→ **Work to do**: Print the listing that follows, character for character.

● ● ● ●

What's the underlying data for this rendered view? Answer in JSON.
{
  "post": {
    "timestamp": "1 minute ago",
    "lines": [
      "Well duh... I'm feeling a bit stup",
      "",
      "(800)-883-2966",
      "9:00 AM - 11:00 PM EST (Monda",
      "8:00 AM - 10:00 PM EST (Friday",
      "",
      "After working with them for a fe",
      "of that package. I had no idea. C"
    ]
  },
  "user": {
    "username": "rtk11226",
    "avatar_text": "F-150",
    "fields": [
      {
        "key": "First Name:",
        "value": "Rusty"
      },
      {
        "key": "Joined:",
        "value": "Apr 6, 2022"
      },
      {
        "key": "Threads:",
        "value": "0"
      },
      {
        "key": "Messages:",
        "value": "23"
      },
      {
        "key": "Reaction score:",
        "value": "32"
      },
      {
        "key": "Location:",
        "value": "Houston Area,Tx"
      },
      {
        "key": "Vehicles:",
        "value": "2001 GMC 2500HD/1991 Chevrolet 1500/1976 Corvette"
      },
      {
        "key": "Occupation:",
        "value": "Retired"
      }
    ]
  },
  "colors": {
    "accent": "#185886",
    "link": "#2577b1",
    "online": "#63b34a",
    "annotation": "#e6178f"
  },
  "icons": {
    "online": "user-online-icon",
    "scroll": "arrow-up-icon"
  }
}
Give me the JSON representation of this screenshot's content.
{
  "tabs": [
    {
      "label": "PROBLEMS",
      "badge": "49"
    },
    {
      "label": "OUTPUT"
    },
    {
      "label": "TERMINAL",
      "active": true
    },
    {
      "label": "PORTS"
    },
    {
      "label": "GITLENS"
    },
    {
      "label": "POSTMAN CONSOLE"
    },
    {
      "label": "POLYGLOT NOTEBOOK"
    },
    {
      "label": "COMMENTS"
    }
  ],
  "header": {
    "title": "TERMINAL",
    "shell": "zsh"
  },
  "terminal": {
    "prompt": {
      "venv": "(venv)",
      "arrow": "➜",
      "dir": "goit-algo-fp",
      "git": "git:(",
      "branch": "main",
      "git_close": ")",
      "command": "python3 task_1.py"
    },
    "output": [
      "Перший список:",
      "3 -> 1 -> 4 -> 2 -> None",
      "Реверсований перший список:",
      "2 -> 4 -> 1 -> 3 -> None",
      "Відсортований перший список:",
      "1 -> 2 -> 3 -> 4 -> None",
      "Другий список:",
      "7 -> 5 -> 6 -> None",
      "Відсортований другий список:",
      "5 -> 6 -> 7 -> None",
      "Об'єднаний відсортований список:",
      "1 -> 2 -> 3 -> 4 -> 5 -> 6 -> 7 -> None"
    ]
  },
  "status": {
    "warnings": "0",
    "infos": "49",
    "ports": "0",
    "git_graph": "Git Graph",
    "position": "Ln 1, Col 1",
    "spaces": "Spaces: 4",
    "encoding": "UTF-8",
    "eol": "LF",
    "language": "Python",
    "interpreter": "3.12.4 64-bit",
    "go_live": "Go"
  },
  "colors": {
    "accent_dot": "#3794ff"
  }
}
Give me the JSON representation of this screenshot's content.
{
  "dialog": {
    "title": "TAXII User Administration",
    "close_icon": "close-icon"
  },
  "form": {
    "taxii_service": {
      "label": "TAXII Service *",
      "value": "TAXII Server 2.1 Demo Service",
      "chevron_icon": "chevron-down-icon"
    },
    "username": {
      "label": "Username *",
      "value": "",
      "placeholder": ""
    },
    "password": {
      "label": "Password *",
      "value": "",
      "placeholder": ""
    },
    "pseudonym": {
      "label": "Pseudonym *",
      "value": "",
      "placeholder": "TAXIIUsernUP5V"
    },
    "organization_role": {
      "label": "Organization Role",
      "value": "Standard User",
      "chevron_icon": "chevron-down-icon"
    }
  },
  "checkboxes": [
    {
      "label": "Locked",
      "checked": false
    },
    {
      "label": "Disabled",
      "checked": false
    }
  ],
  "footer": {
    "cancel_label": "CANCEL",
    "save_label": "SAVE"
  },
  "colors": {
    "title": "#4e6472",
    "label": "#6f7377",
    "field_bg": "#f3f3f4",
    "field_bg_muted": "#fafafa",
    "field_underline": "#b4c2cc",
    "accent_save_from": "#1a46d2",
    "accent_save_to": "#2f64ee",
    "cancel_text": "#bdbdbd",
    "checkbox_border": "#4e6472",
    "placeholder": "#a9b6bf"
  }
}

● ● ● ●

→ **Worked answer**:
What's the underlying data for this rendered view? Answer in JSON.
{
  "post": {
    "timestamp": "1 minute ago",
    "lines": [
      "Well duh... I'm feeling a bit stup",
      "",
      "(800)-883-2966",
      "9:00 AM - 11:00 PM EST (Monda",
      "8:00 AM - 10:00 PM EST (Friday",
      "",
      "After working with them for a fe",
      "of that package. I had no idea. C"
    ]
  },
  "user": {
    "username": "rtk11226",
    "avatar_text": "F-150",
    "fields": [
      {
        "key": "First Name:",
        "value": "Rusty"
      },
      {
        "key": "Joined:",
        "value": "Apr 6, 2022"
      },
      {
        "key": "Threads:",
        "value": "0"
      },
      {
        "key": "Messages:",
        "value": "23"
      },
      {
        "key": "Reaction score:",
        "value": "32"
      },
      {
        "key": "Location:",
        "value": "Houston Area,Tx"
      },
      {
        "key": "Vehicles:",
        "value": "2001 GMC 2500HD/1991 Chevrolet 1500/1976 Corvette"
      },
      {
        "key": "Occupation:",
        "value": "Retired"
      }
    ]
  },
  "colors": {
    "accent": "#185886",
    "link": "#2577b1",
    "online": "#63b34a",
    "annotation": "#e6178f"
  },
  "icons": {
    "online": "user-online-icon",
    "scroll": "arrow-up-icon"
  }
}
Give me the JSON representation of this screenshot's content.
{
  "tabs": [
    {
      "label": "PROBLEMS",
      "badge": "49"
    },
    {
      "label": "OUTPUT"
    },
    {
      "label": "TERMINAL",
      "active": true
    },
    {
      "label": "PORTS"
    },
    {
      "label": "GITLENS"
    },
    {
      "label": "POSTMAN CONSOLE"
    },
    {
      "label": "POLYGLOT NOTEBOOK"
    },
    {
      "label": "COMMENTS"
    }
  ],
  "header": {
    "title": "TERMINAL",
    "shell": "zsh"
  },
  "terminal": {
    "prompt": {
      "venv": "(venv)",
      "arrow": "➜",
      "dir": "goit-algo-fp",
      "git": "git:(",
      "branch": "main",
      "git_close": ")",
      "command": "python3 task_1.py"
    },
    "output": [
      "Перший список:",
      "3 -> 1 -> 4 -> 2 -> None",
      "Реверсований перший список:",
      "2 -> 4 -> 1 -> 3 -> None",
      "Відсортований перший список:",
      "1 -> 2 -> 3 -> 4 -> None",
      "Другий список:",
      "7 -> 5 -> 6 -> None",
      "Відсортований другий список:",
      "5 -> 6 -> 7 -> None",
      "Об'єднаний відсортований список:",
      "1 -> 2 -> 3 -> 4 -> 5 -> 6 -> 7 -> None"
    ]
  },
  "status": {
    "warnings": "0",
    "infos": "49",
    "ports": "0",
    "git_graph": "Git Graph",
    "position": "Ln 1, Col 1",
    "spaces": "Spaces: 4",
    "encoding": "UTF-8",
    "eol": "LF",
    "language": "Python",
    "interpreter": "3.12.4 64-bit",
    "go_live": "Go"
  },
  "colors": {
    "accent_dot": "#3794ff"
  }
}
Give me the JSON representation of this screenshot's content.
{
  "dialog": {
    "title": "TAXII User Administration",
    "close_icon": "close-icon"
  },
  "form": {
    "taxii_service": {
      "label": "TAXII Service *",
      "value": "TAXII Server 2.1 Demo Service",
      "chevron_icon": "chevron-down-icon"
    },
    "username": {
      "label": "Username *",
      "value": "",
      "placeholder": ""
    },
    "password": {
      "label": "Password *",
      "value": "",
      "placeholder": ""
    },
    "pseudonym": {
      "label": "Pseudonym *",
      "value": "",
      "placeholder": "TAXIIUsernUP5V"
    },
    "organization_role": {
      "label": "Organization Role",
      "value": "Standard User",
      "chevron_icon": "chevron-down-icon"
    }
  },
  "checkboxes": [
    {
      "label": "Locked",
      "checked": false
    },
    {
      "label": "Disabled",
      "checked": false
    }
  ],
  "footer": {
    "cancel_label": "CANCEL",
    "save_label": "SAVE"
  },
  "colors": {
    "title": "#4e6472",
    "label": "#6f7377",
    "field_bg": "#f3f3f4",
    "field_bg_muted": "#fafafa",
    "field_underline": "#b4c2cc",
    "accent_save_from": "#1a46d2",
    "accent_save_to": "#2f64ee",
    "cancel_text": "#bdbdbd",
    "checkbox_border": "#4e6472",
    "placeholder": "#a9b6bf"
  }
}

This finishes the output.